Instruction: Examine the material below and count the lines that hold the word "location". Report only the number.

Items:
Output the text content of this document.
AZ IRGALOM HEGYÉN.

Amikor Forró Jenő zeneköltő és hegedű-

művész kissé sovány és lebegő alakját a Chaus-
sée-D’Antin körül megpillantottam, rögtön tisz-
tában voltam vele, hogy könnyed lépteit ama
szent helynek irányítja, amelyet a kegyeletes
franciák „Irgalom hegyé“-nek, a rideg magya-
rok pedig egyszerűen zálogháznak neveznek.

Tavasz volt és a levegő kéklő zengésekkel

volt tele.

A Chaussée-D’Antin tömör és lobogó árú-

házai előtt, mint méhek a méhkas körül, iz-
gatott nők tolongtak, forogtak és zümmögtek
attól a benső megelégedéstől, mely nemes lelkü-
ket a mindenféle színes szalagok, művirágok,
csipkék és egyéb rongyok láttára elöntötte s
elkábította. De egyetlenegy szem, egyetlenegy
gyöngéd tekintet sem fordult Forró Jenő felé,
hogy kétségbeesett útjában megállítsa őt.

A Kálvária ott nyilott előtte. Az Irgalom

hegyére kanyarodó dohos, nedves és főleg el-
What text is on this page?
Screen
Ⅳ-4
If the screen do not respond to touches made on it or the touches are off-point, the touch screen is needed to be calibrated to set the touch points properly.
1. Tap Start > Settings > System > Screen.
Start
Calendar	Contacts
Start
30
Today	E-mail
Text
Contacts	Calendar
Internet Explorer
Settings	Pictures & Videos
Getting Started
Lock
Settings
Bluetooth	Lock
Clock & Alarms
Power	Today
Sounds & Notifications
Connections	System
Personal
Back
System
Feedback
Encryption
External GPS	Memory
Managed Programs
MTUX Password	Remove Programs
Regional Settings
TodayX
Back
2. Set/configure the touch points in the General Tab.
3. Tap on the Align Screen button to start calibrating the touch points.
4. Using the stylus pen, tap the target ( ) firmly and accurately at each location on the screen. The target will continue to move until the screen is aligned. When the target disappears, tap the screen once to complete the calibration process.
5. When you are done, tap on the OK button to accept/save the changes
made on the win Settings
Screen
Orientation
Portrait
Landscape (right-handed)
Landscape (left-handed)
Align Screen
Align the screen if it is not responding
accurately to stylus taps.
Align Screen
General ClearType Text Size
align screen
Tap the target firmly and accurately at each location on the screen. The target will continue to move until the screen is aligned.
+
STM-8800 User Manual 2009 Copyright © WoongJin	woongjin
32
---
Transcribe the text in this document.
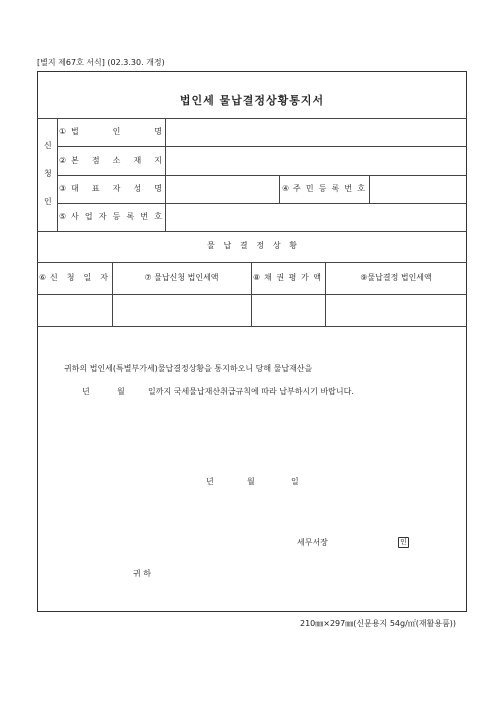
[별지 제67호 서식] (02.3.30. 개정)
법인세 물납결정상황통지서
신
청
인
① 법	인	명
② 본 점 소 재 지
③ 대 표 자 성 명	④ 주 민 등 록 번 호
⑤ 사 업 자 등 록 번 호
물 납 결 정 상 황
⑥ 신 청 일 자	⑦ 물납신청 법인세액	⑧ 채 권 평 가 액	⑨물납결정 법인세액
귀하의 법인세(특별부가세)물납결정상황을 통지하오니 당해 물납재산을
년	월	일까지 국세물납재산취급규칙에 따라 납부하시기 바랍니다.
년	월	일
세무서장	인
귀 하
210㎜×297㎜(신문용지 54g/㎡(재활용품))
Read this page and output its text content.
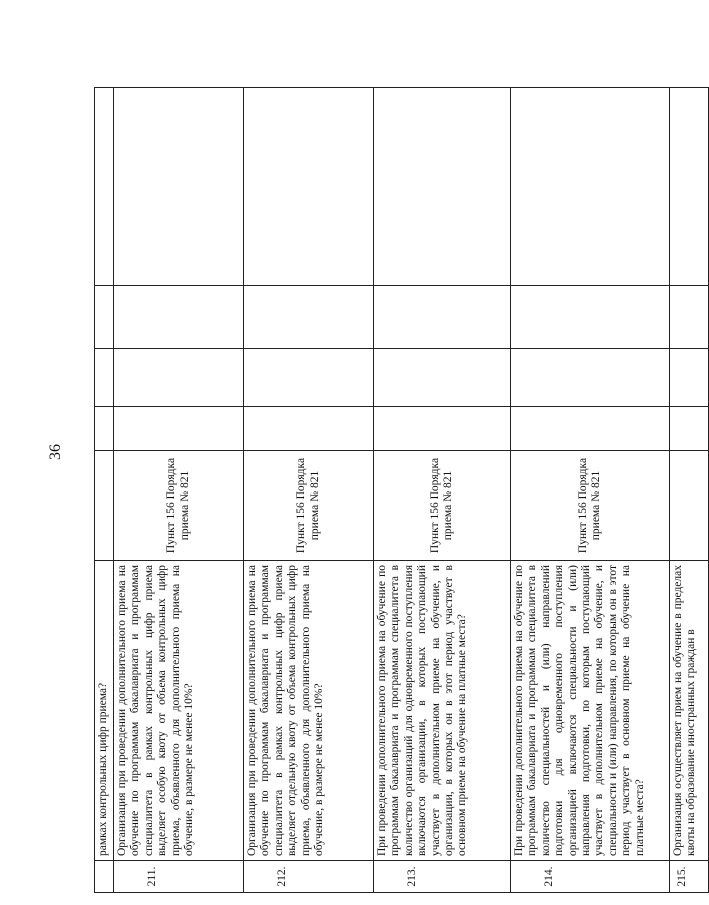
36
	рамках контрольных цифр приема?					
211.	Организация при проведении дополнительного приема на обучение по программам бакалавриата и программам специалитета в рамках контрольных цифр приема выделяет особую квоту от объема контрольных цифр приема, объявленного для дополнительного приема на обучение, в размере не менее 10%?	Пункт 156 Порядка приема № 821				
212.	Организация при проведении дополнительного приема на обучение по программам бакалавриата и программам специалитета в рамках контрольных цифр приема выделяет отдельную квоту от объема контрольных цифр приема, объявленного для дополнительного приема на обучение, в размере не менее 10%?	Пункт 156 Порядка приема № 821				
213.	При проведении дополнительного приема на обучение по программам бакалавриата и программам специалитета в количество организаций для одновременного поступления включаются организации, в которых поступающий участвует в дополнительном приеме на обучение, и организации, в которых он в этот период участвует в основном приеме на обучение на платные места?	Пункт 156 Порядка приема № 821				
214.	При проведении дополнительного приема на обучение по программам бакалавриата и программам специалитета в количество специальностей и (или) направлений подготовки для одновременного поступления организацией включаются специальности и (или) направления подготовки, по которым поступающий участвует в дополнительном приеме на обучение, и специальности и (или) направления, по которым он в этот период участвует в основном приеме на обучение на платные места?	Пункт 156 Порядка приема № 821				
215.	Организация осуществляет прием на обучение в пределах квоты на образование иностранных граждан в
--
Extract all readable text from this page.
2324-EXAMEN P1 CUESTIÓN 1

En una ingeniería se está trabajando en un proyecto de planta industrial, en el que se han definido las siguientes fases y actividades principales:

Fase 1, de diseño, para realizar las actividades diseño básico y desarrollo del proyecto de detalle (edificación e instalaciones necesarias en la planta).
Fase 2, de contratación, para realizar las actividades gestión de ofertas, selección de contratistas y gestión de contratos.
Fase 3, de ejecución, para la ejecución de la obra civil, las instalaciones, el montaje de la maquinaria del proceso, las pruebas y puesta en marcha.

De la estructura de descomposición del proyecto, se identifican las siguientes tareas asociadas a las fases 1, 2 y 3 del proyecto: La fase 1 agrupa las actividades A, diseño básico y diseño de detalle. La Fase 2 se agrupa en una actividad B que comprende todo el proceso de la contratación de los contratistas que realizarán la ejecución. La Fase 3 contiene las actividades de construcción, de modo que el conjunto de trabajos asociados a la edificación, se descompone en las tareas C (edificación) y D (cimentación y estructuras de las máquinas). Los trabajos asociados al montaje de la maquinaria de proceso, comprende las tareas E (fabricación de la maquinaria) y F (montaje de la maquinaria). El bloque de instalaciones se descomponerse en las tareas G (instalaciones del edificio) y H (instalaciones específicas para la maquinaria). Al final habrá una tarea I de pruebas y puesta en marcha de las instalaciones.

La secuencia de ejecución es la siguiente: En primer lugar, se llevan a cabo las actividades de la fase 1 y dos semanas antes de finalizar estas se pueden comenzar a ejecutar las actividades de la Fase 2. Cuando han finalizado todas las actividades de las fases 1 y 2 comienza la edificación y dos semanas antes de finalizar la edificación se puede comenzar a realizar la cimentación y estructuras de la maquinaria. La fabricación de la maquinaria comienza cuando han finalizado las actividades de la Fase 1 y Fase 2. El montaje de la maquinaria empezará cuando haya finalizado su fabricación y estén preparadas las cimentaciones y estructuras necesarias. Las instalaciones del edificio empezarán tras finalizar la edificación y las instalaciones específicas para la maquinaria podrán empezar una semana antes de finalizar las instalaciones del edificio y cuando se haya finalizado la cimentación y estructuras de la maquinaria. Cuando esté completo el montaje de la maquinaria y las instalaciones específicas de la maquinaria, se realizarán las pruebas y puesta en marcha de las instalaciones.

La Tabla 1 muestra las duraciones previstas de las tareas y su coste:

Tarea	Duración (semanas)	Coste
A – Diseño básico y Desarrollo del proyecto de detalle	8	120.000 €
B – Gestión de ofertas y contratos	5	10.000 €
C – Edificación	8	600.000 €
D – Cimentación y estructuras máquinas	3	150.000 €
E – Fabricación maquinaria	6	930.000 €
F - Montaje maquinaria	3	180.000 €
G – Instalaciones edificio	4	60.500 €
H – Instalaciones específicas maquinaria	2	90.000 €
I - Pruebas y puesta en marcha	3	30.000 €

Finished answer: 2